• [WORK TASK] Reproduce the section of the digital consultations text starting at "The digital evangelists" and ending at "and aesthetic nightmare.", switching "electronic system" to "computer system".
==== SOURCE DOCUMENT ====
The digital evangelists in healthcare have a tendency to think in very simple terms about consultations - either as diagnositic events or question and answer sessions. They're much messier than that perhaps best described as improvised jazz by Paul Haidet http://www.annfammed.org/content/5/2/164.full The main digital disruption however is the imposition of technology with the electronic system demanding that we ask questions that are irrelevant to the patient's present concerns.
The spectre of a digital record bloated by every consultation digitally recorded and converted to text, is an environmental, organisational and aesthetic nightmare.
Competing interests: No competing interests
I am delighted to hear innovative ideas to improve the healthcare system and clinical outcomes.<1> But I wonder whether clinicians can rightfully refuse to be recorded by their patients’ smartphones? Consultations are part of clinicians’ intellectual property, but clinicians have no control over the use and distribution of their recordings. As an analogy, I cannot make recordings in cinemas so that I can re-watch a scene and share it with a family member or friend. I cannot say I want to revisit and clarify plots that are forgotten, check that the film director has clearly communicated important information to the audience, and monitor agreed goals before the director’s next film.
==== GIVEN RECORDS ====
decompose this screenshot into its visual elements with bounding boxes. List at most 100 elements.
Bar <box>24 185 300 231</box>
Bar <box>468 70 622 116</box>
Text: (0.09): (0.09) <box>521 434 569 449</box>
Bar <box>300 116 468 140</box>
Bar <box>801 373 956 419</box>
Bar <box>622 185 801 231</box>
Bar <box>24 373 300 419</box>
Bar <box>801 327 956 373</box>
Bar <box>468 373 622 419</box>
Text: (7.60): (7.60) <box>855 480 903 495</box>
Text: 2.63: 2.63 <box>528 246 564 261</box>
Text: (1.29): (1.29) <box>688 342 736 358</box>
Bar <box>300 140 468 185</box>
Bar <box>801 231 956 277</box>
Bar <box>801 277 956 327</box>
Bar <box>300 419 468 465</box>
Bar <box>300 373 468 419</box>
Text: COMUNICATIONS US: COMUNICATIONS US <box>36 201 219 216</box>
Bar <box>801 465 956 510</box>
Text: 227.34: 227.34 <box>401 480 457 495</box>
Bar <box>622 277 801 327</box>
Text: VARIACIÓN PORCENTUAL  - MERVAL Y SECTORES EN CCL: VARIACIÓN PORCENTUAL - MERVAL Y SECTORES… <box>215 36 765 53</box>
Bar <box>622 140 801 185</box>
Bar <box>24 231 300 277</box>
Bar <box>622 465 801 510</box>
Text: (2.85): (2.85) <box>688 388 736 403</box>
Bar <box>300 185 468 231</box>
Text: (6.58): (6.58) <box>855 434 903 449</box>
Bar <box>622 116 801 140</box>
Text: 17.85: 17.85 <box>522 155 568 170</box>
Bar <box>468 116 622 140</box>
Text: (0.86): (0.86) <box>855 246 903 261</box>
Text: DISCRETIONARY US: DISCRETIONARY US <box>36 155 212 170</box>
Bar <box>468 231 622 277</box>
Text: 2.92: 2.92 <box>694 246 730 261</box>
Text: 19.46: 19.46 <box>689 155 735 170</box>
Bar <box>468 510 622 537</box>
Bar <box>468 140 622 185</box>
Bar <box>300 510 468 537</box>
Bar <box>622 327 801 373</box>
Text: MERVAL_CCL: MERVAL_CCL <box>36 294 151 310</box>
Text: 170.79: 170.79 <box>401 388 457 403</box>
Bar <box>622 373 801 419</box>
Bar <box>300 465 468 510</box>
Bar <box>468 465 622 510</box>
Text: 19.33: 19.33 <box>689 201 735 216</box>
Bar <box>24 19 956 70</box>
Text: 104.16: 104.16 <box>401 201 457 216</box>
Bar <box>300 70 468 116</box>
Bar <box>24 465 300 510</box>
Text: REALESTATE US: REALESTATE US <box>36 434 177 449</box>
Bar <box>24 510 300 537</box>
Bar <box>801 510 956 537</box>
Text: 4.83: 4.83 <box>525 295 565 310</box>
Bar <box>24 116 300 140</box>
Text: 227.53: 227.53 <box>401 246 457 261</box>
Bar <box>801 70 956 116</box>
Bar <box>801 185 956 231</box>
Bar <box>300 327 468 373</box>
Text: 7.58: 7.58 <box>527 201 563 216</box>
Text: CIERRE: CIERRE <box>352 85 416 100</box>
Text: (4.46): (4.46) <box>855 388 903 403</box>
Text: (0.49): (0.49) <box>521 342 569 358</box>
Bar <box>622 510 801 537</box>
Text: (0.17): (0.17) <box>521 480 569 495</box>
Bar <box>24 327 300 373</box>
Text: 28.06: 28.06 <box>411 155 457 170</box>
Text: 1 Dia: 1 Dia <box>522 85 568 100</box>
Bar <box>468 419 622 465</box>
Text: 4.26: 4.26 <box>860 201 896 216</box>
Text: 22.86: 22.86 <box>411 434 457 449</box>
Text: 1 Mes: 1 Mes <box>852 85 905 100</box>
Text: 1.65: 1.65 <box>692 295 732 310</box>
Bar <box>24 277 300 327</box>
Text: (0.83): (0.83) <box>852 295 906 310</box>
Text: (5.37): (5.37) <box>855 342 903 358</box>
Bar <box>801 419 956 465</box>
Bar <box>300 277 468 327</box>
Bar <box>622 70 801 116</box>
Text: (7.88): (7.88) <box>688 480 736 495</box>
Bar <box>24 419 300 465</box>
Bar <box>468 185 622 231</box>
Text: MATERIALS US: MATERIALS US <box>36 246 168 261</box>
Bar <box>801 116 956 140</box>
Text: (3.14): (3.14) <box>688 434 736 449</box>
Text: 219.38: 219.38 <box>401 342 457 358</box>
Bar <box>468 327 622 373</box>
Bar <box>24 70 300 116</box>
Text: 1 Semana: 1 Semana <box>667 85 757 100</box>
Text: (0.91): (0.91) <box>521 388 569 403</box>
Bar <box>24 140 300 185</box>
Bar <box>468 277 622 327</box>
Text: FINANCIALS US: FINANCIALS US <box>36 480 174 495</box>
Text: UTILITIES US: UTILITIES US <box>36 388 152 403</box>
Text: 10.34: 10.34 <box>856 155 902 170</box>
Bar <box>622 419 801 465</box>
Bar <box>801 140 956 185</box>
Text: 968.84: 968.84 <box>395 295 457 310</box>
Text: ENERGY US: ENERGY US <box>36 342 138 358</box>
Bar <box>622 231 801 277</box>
====
• [RESPONSE TO THIS TASK]
The digital evangelists in healthcare have a tendency to think in very simple terms about consultations - either as diagnositic events or question and answer sessions. They're much messier than that perhaps best described as improvised jazz by Paul Haidet http://www.annfammed.org/content/5/2/164.full The main digital disruption however is the imposition of technology with the computer system demanding that we ask questions that are irrelevant to the patient's present concerns.
The spectre of a digital record bloated by every consultation digitally recorded and converted to text, is an environmental, organisational and aesthetic nightmare.